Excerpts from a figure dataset
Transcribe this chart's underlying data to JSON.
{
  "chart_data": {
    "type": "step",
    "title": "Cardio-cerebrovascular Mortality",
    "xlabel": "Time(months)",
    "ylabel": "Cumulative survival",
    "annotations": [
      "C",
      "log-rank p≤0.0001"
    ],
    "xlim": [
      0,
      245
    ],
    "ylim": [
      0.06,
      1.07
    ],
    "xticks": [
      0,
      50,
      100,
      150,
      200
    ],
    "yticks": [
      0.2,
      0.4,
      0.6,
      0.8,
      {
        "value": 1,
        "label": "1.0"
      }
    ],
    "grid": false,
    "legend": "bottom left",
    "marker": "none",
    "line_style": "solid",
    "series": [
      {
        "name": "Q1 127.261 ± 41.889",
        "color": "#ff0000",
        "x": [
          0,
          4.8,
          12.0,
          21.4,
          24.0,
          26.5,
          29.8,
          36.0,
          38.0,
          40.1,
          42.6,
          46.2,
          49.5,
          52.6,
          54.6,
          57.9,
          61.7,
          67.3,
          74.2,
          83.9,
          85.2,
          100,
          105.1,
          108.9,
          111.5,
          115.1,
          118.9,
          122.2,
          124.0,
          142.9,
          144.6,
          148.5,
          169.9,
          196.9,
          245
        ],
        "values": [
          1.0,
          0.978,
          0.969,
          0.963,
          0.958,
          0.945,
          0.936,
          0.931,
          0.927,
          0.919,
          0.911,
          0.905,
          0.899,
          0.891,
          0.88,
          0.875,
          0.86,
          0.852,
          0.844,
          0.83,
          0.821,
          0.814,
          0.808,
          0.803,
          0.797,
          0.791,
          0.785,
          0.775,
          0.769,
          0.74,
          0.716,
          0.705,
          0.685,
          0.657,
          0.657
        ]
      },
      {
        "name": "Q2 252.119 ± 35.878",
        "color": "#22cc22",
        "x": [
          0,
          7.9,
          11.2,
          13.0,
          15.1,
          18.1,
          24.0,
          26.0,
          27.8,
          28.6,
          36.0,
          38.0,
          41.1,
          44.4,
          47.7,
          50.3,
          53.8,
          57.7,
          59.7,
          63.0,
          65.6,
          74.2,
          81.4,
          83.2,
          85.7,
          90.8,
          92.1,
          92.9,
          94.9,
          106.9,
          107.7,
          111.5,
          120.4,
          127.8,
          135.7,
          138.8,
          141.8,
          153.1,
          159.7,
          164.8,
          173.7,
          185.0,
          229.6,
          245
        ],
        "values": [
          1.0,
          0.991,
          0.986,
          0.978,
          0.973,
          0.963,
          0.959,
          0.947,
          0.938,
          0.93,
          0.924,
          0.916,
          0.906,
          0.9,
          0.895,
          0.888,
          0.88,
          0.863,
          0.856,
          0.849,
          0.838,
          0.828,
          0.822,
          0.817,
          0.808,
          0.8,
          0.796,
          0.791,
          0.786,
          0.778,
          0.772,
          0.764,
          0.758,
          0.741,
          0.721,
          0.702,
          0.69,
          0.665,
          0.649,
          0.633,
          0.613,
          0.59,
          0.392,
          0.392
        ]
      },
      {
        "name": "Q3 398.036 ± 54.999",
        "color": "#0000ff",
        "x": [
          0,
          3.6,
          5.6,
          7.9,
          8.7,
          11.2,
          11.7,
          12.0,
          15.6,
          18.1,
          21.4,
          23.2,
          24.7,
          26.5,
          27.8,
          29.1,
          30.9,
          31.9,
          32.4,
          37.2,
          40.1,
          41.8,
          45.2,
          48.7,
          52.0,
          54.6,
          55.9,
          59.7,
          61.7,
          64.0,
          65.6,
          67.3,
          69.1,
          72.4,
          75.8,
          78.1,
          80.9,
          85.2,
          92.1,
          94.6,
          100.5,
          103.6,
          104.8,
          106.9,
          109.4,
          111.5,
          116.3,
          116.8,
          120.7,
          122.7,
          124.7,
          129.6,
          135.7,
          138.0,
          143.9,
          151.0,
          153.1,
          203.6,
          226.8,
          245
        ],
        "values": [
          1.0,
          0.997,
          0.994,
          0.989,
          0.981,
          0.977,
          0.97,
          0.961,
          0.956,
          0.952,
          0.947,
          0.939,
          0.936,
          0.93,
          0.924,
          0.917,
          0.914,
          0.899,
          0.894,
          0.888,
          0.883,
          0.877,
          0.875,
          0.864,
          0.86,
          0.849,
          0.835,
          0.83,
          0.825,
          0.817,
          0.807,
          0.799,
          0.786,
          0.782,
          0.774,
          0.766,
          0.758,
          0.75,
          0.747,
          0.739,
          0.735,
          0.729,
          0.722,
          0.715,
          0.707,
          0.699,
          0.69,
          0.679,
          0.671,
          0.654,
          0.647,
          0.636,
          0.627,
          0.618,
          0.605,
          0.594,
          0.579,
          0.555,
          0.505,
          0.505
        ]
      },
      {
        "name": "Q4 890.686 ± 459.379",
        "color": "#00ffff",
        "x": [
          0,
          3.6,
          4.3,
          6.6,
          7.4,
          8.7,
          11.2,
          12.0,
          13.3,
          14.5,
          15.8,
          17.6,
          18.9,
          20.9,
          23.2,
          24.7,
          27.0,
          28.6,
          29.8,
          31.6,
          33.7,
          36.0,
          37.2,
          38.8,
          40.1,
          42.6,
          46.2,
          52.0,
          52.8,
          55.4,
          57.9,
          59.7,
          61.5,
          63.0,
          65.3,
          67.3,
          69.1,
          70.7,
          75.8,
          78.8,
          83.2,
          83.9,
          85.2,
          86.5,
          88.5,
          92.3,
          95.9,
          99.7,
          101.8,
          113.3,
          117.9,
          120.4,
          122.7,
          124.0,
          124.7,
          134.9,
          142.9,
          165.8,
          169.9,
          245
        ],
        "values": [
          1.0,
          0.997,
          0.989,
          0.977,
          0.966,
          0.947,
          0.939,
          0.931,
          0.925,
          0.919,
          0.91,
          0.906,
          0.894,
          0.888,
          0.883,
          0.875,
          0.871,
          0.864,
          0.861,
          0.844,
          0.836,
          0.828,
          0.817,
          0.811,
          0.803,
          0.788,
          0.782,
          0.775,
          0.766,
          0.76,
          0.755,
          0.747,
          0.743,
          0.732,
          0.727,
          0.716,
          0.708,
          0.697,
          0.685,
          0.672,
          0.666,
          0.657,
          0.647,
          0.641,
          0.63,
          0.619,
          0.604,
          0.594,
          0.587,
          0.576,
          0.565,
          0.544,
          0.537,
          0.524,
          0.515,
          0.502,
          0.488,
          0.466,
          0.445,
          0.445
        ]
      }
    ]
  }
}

### [What is asked]
Search the entries for "color" and copy out each line that has it.

### [Finished task]
        "color": "#ff0000",
        "color": "#22cc22",
        "color": "#0000ff",
        "color": "#00ffff",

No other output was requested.